Dataset entries:
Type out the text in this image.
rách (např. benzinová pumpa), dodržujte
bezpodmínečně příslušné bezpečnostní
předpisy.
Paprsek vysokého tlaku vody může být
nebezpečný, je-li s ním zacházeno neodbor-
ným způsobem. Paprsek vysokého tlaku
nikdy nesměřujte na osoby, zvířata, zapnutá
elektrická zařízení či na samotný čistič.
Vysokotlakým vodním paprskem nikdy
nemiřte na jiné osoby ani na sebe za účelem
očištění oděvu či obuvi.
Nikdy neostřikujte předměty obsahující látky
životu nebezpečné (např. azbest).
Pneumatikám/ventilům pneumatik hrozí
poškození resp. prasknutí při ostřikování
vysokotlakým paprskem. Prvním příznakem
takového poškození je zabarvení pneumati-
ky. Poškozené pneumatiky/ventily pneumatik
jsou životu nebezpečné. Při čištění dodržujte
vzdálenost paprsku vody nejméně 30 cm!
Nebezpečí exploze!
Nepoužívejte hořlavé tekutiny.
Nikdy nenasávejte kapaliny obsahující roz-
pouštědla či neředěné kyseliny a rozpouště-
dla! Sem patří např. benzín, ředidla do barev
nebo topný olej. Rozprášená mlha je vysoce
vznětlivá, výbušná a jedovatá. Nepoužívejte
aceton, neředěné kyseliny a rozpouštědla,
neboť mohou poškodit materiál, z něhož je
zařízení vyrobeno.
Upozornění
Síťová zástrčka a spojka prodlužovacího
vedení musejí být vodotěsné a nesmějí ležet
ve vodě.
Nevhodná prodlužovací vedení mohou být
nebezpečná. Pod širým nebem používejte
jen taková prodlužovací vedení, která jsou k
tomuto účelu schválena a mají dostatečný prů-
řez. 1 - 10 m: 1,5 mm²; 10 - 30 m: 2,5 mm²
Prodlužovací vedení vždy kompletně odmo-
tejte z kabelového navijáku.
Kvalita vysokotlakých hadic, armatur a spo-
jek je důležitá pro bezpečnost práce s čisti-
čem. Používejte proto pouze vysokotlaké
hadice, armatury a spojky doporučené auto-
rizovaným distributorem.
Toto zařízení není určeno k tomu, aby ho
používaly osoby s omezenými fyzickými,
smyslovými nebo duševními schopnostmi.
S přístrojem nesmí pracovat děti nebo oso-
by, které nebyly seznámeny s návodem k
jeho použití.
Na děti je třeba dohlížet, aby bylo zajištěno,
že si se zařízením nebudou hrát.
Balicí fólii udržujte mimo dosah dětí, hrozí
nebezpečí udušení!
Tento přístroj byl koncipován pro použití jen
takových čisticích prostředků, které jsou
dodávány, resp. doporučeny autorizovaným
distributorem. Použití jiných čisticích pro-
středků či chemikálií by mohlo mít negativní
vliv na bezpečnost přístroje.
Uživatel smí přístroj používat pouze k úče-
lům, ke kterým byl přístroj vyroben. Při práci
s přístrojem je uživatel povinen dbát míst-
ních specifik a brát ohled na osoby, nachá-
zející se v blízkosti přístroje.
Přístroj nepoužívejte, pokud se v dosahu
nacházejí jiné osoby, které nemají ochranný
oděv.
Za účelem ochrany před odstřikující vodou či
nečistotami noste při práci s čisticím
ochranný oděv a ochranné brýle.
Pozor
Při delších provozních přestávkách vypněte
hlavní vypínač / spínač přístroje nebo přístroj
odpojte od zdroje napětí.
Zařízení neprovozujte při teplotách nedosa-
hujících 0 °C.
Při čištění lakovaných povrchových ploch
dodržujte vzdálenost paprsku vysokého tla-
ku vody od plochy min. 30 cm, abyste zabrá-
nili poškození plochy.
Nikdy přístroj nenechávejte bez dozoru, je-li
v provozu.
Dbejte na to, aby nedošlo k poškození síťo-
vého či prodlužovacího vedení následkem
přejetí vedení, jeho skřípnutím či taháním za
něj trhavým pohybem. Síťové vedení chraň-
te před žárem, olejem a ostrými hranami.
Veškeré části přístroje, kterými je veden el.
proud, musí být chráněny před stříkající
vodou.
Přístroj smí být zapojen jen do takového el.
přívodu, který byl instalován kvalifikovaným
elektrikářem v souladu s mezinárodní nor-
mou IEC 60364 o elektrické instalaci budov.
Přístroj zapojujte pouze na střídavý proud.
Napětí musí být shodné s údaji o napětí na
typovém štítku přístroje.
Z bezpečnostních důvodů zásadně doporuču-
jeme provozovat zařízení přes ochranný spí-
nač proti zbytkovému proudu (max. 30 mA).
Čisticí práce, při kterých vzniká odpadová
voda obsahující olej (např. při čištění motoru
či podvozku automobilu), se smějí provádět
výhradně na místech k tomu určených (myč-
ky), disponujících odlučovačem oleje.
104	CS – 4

- [Direction]
Search the data above for the word "vzdálenost", then gather each line in which it appears.

- [Answer to the problem]
vzdálenost paprsku vody nejméně 30 cm!
dodržujte vzdálenost paprsku vysokého tla-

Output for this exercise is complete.